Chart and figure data

-------------------------

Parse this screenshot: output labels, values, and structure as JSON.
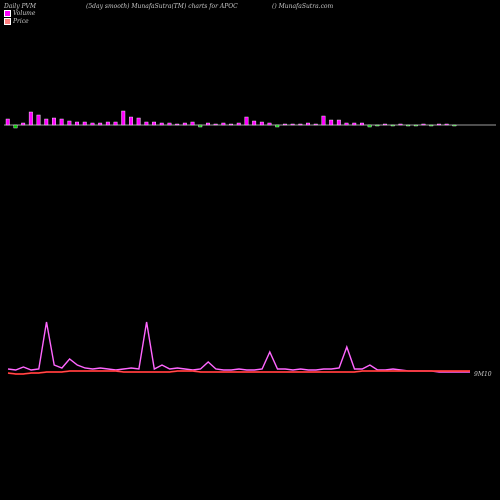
{
  "header": {
    "left": "Daily PVM",
    "center": "(5day smooth) MunafaSutra(TM) charts for APOC",
    "right": "() MunafaSutra.com"
  },
  "legend": [
    {
      "label": "Volume",
      "color": "#ff00ff"
    },
    {
      "label": "Price",
      "color": "#ff8080"
    }
  ],
  "chart_data": {
    "type": "bar",
    "volume_bars": [
      {
        "v": 6,
        "c": "#ff00ff"
      },
      {
        "v": 3,
        "c": "#00cc00"
      },
      {
        "v": 2,
        "c": "#ff00ff"
      },
      {
        "v": 13,
        "c": "#ff00ff"
      },
      {
        "v": 10,
        "c": "#ff00ff"
      },
      {
        "v": 6,
        "c": "#ff00ff"
      },
      {
        "v": 7,
        "c": "#ff00ff"
      },
      {
        "v": 6,
        "c": "#ff00ff"
      },
      {
        "v": 4,
        "c": "#ff00ff"
      },
      {
        "v": 3,
        "c": "#ff00ff"
      },
      {
        "v": 3,
        "c": "#ff00ff"
      },
      {
        "v": 2,
        "c": "#ff00ff"
      },
      {
        "v": 2,
        "c": "#ff00ff"
      },
      {
        "v": 3,
        "c": "#ff00ff"
      },
      {
        "v": 3,
        "c": "#ff00ff"
      },
      {
        "v": 14,
        "c": "#ff00ff"
      },
      {
        "v": 8,
        "c": "#ff00ff"
      },
      {
        "v": 7,
        "c": "#ff00ff"
      },
      {
        "v": 3,
        "c": "#ff00ff"
      },
      {
        "v": 3,
        "c": "#ff00ff"
      },
      {
        "v": 2,
        "c": "#ff00ff"
      },
      {
        "v": 2,
        "c": "#ff00ff"
      },
      {
        "v": 1,
        "c": "#ff00ff"
      },
      {
        "v": 2,
        "c": "#ff00ff"
      },
      {
        "v": 3,
        "c": "#ff00ff"
      },
      {
        "v": 2,
        "c": "#00cc00"
      },
      {
        "v": 2,
        "c": "#ff00ff"
      },
      {
        "v": 1,
        "c": "#ff00ff"
      },
      {
        "v": 2,
        "c": "#ff00ff"
      },
      {
        "v": 1,
        "c": "#ff00ff"
      },
      {
        "v": 2,
        "c": "#ff00ff"
      },
      {
        "v": 8,
        "c": "#ff00ff"
      },
      {
        "v": 4,
        "c": "#ff00ff"
      },
      {
        "v": 3,
        "c": "#ff00ff"
      },
      {
        "v": 2,
        "c": "#ff00ff"
      },
      {
        "v": 2,
        "c": "#00cc00"
      },
      {
        "v": 1,
        "c": "#ff00ff"
      },
      {
        "v": 1,
        "c": "#ff00ff"
      },
      {
        "v": 1,
        "c": "#ff00ff"
      },
      {
        "v": 2,
        "c": "#ff00ff"
      },
      {
        "v": 1,
        "c": "#ff00ff"
      },
      {
        "v": 9,
        "c": "#ff00ff"
      },
      {
        "v": 5,
        "c": "#ff00ff"
      },
      {
        "v": 5,
        "c": "#ff00ff"
      },
      {
        "v": 2,
        "c": "#ff00ff"
      },
      {
        "v": 2,
        "c": "#ff00ff"
      },
      {
        "v": 2,
        "c": "#ff00ff"
      },
      {
        "v": 2,
        "c": "#00cc00"
      },
      {
        "v": 1,
        "c": "#00cc00"
      },
      {
        "v": 1,
        "c": "#ff00ff"
      },
      {
        "v": 1,
        "c": "#00cc00"
      },
      {
        "v": 1,
        "c": "#ff00ff"
      },
      {
        "v": 1,
        "c": "#00cc00"
      },
      {
        "v": 1,
        "c": "#00cc00"
      },
      {
        "v": 1,
        "c": "#ff00ff"
      },
      {
        "v": 1,
        "c": "#00cc00"
      },
      {
        "v": 1,
        "c": "#ff00ff"
      },
      {
        "v": 1,
        "c": "#ff00ff"
      },
      {
        "v": 1,
        "c": "#00cc00"
      }
    ],
    "volume_line": [
      8,
      7,
      10,
      7,
      8,
      55,
      12,
      9,
      18,
      12,
      9,
      8,
      9,
      8,
      7,
      8,
      9,
      8,
      55,
      8,
      12,
      8,
      9,
      8,
      7,
      8,
      15,
      8,
      7,
      7,
      8,
      7,
      7,
      8,
      25,
      8,
      8,
      7,
      8,
      7,
      7,
      8,
      8,
      9,
      30,
      8,
      8,
      12,
      7,
      7,
      8,
      7,
      6,
      6,
      6,
      6,
      5,
      5,
      5,
      5,
      5
    ],
    "price_line": [
      4,
      3,
      3,
      4,
      4,
      5,
      5,
      5,
      6,
      6,
      6,
      6,
      6,
      6,
      6,
      5,
      5,
      5,
      5,
      5,
      5,
      5,
      6,
      6,
      6,
      5,
      5,
      5,
      5,
      5,
      5,
      5,
      5,
      5,
      5,
      5,
      5,
      5,
      5,
      5,
      5,
      5,
      5,
      5,
      5,
      5,
      6,
      6,
      6,
      6,
      6,
      6,
      6,
      6,
      6,
      6,
      6,
      6,
      6,
      6,
      6
    ],
    "annotations": [
      {
        "text": "9M10"
      }
    ]
  }
}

-------------------------

# Exercise instructions:
Copy out every line of the material above that mentions the word "MunafaSutra".

# Result below:
    "center": "(5day smooth) MunafaSutra(TM) charts for APOC",
    "right": "() MunafaSutra.com"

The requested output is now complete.